## start

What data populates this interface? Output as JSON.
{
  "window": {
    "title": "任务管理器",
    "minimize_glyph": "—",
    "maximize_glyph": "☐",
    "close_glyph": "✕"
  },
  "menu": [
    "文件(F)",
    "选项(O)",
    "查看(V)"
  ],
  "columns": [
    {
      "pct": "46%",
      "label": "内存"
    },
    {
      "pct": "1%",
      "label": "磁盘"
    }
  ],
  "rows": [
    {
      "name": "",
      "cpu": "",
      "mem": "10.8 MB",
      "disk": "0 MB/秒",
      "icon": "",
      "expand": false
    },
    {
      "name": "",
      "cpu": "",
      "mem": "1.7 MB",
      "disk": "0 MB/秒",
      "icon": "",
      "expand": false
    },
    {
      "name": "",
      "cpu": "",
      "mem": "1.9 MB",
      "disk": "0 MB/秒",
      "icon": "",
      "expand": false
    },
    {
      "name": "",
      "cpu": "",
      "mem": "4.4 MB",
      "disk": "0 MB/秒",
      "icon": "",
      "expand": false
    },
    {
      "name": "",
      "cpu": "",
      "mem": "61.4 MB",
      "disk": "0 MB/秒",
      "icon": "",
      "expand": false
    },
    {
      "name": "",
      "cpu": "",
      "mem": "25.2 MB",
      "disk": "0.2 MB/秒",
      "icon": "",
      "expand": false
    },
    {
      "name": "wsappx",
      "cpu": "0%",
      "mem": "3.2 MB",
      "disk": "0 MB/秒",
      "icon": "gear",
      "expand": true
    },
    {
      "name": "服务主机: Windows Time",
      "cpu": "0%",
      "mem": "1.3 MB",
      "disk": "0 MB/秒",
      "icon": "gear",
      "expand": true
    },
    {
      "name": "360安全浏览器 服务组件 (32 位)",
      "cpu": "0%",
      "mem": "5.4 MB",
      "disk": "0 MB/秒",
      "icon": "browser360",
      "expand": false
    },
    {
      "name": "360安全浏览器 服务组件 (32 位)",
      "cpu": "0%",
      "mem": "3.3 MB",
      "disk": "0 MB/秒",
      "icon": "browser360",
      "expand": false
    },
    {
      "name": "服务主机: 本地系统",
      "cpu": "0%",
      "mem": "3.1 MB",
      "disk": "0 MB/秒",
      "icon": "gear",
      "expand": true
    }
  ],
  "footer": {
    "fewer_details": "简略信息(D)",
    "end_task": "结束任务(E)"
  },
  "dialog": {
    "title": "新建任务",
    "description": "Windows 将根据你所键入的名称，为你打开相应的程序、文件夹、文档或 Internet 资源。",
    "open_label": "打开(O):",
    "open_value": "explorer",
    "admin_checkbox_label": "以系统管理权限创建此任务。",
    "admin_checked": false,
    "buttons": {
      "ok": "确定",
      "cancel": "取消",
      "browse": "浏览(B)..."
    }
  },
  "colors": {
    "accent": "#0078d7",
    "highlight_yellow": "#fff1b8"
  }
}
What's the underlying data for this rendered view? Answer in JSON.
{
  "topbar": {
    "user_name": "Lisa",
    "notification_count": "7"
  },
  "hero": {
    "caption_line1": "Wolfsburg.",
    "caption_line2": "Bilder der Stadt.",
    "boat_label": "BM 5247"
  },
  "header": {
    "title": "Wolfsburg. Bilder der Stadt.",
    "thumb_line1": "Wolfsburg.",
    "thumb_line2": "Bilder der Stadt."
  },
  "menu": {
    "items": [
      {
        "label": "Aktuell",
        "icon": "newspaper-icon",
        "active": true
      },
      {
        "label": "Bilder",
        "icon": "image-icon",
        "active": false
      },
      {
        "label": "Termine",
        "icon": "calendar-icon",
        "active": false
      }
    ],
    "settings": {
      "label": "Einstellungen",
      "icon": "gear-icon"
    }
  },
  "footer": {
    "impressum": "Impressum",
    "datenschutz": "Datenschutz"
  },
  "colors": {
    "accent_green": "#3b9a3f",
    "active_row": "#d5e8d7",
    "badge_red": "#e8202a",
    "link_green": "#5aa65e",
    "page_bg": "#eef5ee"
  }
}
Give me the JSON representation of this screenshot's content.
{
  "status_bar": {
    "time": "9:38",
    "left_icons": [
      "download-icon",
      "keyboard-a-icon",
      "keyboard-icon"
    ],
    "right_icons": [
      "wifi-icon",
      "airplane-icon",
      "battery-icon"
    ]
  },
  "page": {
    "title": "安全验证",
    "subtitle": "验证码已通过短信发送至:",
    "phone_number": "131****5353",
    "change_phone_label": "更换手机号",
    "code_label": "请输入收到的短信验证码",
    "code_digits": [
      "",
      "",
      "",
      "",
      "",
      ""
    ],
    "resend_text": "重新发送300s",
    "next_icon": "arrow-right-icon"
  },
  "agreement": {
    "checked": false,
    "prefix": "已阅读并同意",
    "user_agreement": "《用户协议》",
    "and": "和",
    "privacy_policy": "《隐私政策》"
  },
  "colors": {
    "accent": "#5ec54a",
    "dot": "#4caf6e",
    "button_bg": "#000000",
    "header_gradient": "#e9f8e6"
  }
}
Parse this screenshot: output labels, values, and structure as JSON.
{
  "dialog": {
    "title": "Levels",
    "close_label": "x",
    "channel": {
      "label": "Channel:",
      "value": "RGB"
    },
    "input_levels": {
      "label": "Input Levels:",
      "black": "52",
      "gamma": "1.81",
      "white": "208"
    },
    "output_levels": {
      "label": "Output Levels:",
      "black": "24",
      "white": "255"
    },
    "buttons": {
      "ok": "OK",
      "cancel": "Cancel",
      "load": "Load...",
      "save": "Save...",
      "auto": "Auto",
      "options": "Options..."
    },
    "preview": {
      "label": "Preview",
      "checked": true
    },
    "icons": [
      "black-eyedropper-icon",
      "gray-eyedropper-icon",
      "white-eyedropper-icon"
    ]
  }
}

## end

The records are above. How many lines in them contain the word "JSON"? Give the number alone.

- [Answer to this exercise]:
4